Repeat word for word the lines from the first one through the line containing "source note: process chart —", both included.

[Element box annotations]

Begin

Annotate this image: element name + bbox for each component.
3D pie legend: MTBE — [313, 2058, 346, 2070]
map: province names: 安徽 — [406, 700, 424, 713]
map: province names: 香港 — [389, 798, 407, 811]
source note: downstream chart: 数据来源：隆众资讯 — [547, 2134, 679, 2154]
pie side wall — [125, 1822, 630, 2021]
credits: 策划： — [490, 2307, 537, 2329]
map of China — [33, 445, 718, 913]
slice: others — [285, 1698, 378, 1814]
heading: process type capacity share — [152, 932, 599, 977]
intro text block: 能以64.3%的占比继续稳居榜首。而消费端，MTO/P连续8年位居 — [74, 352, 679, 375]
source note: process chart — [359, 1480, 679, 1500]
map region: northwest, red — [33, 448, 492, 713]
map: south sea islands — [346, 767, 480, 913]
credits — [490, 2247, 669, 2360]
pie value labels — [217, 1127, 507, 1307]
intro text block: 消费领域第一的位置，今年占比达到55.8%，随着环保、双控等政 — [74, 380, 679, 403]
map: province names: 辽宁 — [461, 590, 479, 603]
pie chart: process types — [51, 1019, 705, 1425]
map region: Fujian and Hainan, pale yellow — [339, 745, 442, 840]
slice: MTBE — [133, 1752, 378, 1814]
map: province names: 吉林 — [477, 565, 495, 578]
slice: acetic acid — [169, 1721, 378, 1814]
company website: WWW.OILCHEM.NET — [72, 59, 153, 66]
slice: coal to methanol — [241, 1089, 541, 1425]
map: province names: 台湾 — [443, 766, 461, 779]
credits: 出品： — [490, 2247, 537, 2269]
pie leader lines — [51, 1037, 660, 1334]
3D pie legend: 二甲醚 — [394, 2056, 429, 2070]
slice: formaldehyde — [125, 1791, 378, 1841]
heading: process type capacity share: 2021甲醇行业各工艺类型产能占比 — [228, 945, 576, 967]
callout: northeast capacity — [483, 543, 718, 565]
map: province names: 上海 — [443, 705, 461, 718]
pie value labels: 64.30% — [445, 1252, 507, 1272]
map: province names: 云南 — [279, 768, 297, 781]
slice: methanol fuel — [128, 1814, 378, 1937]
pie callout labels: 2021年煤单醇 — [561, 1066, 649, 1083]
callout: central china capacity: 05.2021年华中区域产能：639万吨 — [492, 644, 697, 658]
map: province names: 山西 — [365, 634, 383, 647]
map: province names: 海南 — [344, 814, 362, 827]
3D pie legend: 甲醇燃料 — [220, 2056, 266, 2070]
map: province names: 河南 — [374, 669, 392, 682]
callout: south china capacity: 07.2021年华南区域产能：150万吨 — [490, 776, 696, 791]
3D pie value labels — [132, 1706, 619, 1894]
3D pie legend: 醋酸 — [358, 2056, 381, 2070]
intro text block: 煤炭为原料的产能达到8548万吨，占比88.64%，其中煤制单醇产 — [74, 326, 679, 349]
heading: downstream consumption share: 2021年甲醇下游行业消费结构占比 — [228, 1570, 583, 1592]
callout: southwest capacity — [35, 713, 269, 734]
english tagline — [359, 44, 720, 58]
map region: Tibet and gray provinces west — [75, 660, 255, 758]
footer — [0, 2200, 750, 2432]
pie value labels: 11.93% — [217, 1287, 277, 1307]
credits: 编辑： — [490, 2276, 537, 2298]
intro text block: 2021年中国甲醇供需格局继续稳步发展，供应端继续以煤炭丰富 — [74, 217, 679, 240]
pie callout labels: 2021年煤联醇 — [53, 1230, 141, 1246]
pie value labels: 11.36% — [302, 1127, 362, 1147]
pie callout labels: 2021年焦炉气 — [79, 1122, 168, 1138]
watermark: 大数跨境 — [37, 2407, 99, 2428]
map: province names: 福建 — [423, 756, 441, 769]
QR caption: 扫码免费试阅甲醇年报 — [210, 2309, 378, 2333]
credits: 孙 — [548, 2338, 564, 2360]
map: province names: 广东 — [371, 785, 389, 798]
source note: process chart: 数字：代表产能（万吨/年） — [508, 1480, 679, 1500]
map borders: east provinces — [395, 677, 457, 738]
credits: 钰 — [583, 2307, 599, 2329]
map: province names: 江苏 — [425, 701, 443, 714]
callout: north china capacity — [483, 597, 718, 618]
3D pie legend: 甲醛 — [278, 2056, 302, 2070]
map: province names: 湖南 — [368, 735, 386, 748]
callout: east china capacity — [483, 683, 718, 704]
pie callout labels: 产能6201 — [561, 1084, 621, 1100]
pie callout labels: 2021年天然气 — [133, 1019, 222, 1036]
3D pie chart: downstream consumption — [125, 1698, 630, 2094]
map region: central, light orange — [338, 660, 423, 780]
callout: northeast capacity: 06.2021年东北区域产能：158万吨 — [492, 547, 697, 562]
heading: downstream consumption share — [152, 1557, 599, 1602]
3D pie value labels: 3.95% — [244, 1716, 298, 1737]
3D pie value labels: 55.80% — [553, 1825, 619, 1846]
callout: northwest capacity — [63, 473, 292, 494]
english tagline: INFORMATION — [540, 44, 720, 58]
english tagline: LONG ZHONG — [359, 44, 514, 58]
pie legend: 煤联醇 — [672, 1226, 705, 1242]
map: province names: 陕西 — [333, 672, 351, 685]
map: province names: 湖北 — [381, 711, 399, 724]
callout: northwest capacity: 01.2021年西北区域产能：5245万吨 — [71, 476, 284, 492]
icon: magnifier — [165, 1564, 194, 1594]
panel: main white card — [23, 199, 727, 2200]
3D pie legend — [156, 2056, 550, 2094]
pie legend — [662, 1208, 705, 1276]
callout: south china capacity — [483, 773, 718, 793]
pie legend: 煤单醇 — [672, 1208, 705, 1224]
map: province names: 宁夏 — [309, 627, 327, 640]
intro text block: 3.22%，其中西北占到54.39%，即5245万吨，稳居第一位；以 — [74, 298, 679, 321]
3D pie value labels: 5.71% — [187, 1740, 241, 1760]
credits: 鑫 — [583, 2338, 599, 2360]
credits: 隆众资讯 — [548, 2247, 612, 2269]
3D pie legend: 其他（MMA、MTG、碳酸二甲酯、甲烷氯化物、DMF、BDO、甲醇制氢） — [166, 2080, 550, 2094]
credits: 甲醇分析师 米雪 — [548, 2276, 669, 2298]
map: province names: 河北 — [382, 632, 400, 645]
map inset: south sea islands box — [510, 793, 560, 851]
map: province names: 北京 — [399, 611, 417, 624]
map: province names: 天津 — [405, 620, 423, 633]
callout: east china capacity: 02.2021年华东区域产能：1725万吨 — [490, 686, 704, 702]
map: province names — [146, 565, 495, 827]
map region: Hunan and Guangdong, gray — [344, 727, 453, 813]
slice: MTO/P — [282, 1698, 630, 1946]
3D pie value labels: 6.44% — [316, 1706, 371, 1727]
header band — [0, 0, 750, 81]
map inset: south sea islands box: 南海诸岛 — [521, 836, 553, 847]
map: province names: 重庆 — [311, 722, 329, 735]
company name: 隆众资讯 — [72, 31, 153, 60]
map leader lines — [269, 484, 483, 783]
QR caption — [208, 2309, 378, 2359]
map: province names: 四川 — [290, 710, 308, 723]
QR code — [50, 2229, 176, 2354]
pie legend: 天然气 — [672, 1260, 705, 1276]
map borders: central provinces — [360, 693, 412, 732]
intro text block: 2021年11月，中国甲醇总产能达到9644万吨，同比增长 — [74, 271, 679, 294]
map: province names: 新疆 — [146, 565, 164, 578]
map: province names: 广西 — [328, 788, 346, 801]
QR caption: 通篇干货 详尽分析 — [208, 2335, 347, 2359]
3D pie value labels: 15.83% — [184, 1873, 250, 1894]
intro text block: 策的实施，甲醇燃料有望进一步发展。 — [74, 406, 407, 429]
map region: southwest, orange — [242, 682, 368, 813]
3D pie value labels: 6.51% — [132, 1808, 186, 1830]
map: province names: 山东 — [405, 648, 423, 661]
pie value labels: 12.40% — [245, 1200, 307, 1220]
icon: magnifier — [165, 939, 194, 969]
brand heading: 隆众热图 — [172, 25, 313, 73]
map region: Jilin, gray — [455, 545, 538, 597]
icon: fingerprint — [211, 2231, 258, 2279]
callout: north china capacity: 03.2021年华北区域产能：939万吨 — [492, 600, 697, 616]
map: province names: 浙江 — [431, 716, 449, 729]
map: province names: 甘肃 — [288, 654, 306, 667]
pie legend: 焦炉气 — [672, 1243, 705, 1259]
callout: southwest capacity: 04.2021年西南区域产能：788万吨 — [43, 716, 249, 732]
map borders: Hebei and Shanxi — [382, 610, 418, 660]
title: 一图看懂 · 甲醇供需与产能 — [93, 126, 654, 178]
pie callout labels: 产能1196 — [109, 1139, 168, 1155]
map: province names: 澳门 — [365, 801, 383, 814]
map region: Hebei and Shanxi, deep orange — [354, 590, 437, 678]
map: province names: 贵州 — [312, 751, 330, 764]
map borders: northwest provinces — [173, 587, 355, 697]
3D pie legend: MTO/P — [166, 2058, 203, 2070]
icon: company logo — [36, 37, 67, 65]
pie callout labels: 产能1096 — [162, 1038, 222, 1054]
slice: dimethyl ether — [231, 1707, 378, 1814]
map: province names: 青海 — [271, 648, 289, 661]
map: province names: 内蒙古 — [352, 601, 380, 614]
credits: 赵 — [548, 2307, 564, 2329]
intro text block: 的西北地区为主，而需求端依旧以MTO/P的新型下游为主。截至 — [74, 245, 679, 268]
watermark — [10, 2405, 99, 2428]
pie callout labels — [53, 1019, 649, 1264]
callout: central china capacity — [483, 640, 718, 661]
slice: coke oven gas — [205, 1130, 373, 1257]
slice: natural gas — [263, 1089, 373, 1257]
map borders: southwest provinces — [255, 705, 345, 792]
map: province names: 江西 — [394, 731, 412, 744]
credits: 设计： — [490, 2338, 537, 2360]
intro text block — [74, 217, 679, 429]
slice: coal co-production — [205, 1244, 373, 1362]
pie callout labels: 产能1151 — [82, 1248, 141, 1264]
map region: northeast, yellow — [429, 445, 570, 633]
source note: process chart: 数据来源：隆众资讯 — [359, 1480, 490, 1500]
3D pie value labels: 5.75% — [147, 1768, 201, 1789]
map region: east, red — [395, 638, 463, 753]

End

### Response for this exercise
Annotate this image: element name + bbox for each component.
3D pie legend: MTBE — [313, 2058, 346, 2070]
map: province names: 安徽 — [406, 700, 424, 713]
map: province names: 香港 — [389, 798, 407, 811]
source note: downstream chart: 数据来源：隆众资讯 — [547, 2134, 679, 2154]
pie side wall — [125, 1822, 630, 2021]
credits: 策划： — [490, 2307, 537, 2329]
map of China — [33, 445, 718, 913]
slice: others — [285, 1698, 378, 1814]
heading: process type capacity share — [152, 932, 599, 977]
intro text block: 能以64.3%的占比继续稳居榜首。而消费端，MTO/P连续8年位居 — [74, 352, 679, 375]
source note: process chart — [359, 1480, 679, 1500]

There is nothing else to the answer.